§ **EXERCISE**: Show every line where "południowej" occurs.

§ **INPUT ROWS**:
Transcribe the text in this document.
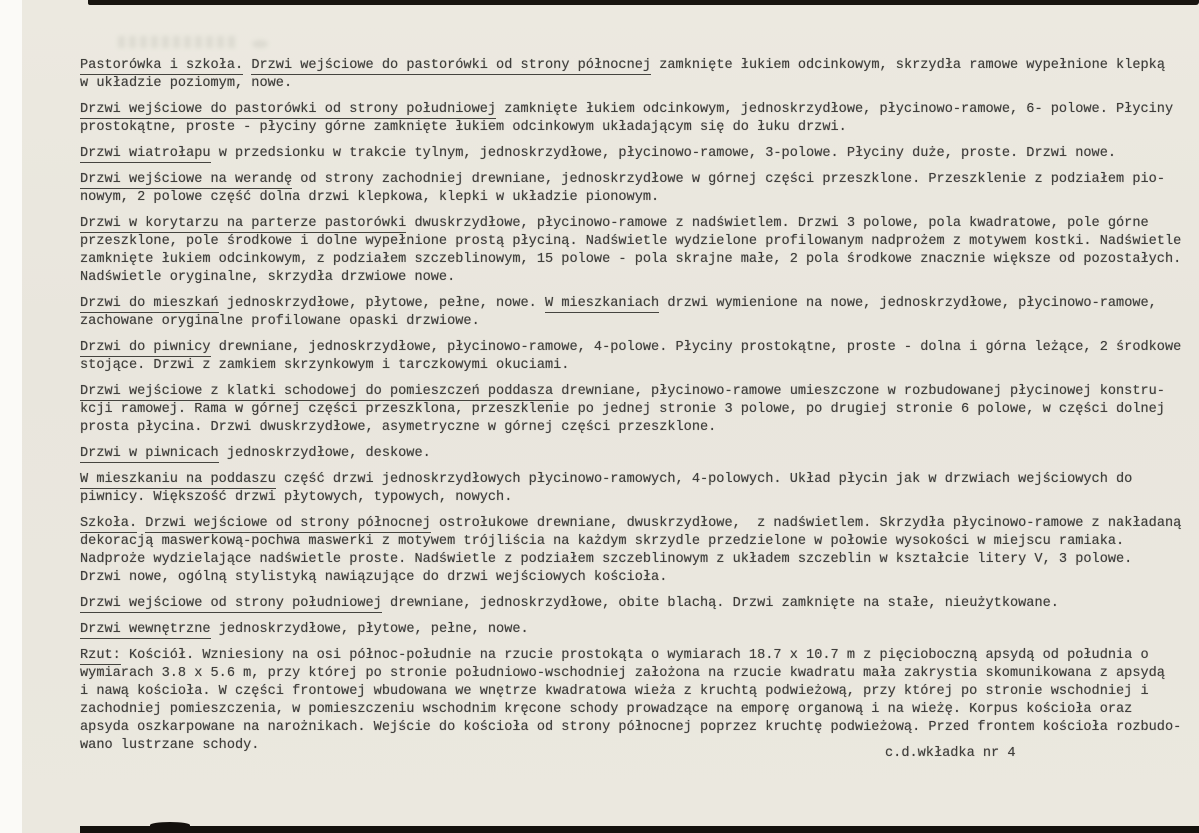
Pastorówka i szkoła. Drzwi wejściowe do pastorówki od strony północnej zamknięte łukiem odcinkowym, skrzydła ramowe wypełnione klepką
w układzie poziomym, nowe.
Drzwi wejściowe do pastorówki od strony południowej zamknięte łukiem odcinkowym, jednoskrzydłowe, płycinowo-ramowe, 6- polowe. Płyciny
prostokątne, proste - płyciny górne zamknięte łukiem odcinkowym układającym się do łuku drzwi.
Drzwi wiatrołapu w przedsionku w trakcie tylnym, jednoskrzydłowe, płycinowo-ramowe, 3-polowe. Płyciny duże, proste. Drzwi nowe.
Drzwi wejściowe na werandę od strony zachodniej drewniane, jednoskrzydłowe w górnej części przeszklone. Przeszklenie z podziałem pio-
nowym, 2 polowe część dolna drzwi klepkowa, klepki w układzie pionowym.
Drzwi w korytarzu na parterze pastorówki dwuskrzydłowe, płycinowo-ramowe z nadświetlem. Drzwi 3 polowe, pola kwadratowe, pole górne
przeszklone, pole środkowe i dolne wypełnione prostą płyciną. Nadświetle wydzielone profilowanym nadprożem z motywem kostki. Nadświetle
zamknięte łukiem odcinkowym, z podziałem szczeblinowym, 15 polowe - pola skrajne małe, 2 pola środkowe znacznie większe od pozostałych.
Nadświetle oryginalne, skrzydła drzwiowe nowe.
Drzwi do mieszkań jednoskrzydłowe, płytowe, pełne, nowe. W mieszkaniach drzwi wymienione na nowe, jednoskrzydłowe, płycinowo-ramowe,
zachowane oryginalne profilowane opaski drzwiowe.
Drzwi do piwnicy drewniane, jednoskrzydłowe, płycinowo-ramowe, 4-polowe. Płyciny prostokątne, proste - dolna i górna leżące, 2 środkowe
stojące. Drzwi z zamkiem skrzynkowym i tarczkowymi okuciami.
Drzwi wejściowe z klatki schodowej do pomieszczeń poddasza drewniane, płycinowo-ramowe umieszczone w rozbudowanej płycinowej konstru-
kcji ramowej. Rama w górnej części przeszklona, przeszklenie po jednej stronie 3 polowe, po drugiej stronie 6 polowe, w części dolnej
prosta płycina. Drzwi dwuskrzydłowe, asymetryczne w górnej części przeszklone.
Drzwi w piwnicach jednoskrzydłowe, deskowe.
W mieszkaniu na poddaszu część drzwi jednoskrzydłowych płycinowo-ramowych, 4-polowych. Układ płycin jak w drzwiach wejściowych do
piwnicy. Większość drzwi płytowych, typowych, nowych.
Szkoła. Drzwi wejściowe od strony północnej ostrołukowe drewniane, dwuskrzydłowe,  z nadświetlem. Skrzydła płycinowo-ramowe z nakładaną
dekoracją maswerkową-pochwa maswerki z motywem trójliścia na każdym skrzydle przedzielone w połowie wysokości w miejscu ramiaka.
Nadproże wydzielające nadświetle proste. Nadświetle z podziałem szczeblinowym z układem szczeblin w kształcie litery V, 3 polowe.
Drzwi nowe, ogólną stylistyką nawiązujące do drzwi wejściowych kościoła.
Drzwi wejściowe od strony południowej drewniane, jednoskrzydłowe, obite blachą. Drzwi zamknięte na stałe, nieużytkowane.
Drzwi wewnętrzne jednoskrzydłowe, płytowe, pełne, nowe.
Rzut: Kościół. Wzniesiony na osi północ-południe na rzucie prostokąta o wymiarach 18.7 x 10.7 m z pięcioboczną apsydą od południa o
wymiarach 3.8 x 5.6 m, przy której po stronie południowo-wschodniej założona na rzucie kwadratu mała zakrystia skomunikowana z apsydą
i nawą kościoła. W części frontowej wbudowana we wnętrze kwadratowa wieża z kruchtą podwieżową, przy której po stronie wschodniej i
zachodniej pomieszczenia, w pomieszczeniu wschodnim kręcone schody prowadzące na emporę organową i na wieżę. Korpus kościoła oraz
apsyda oszkarpowane na narożnikach. Wejście do kościoła od strony północnej poprzez kruchtę podwieżową. Przed frontem kościoła rozbudo-
wano lustrzane schody.
c.d.wkładka nr 4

§ **SOLUTION TO THIS TASK**:
Drzwi wejściowe do pastorówki od strony południowej zamknięte łukiem odcinkowym, jednoskrzydłowe, płycinowo-ramowe, 6- polowe. Płyciny
Drzwi wejściowe od strony południowej drewniane, jednoskrzydłowe, obite blachą. Drzwi zamknięte na stałe, nieużytkowane.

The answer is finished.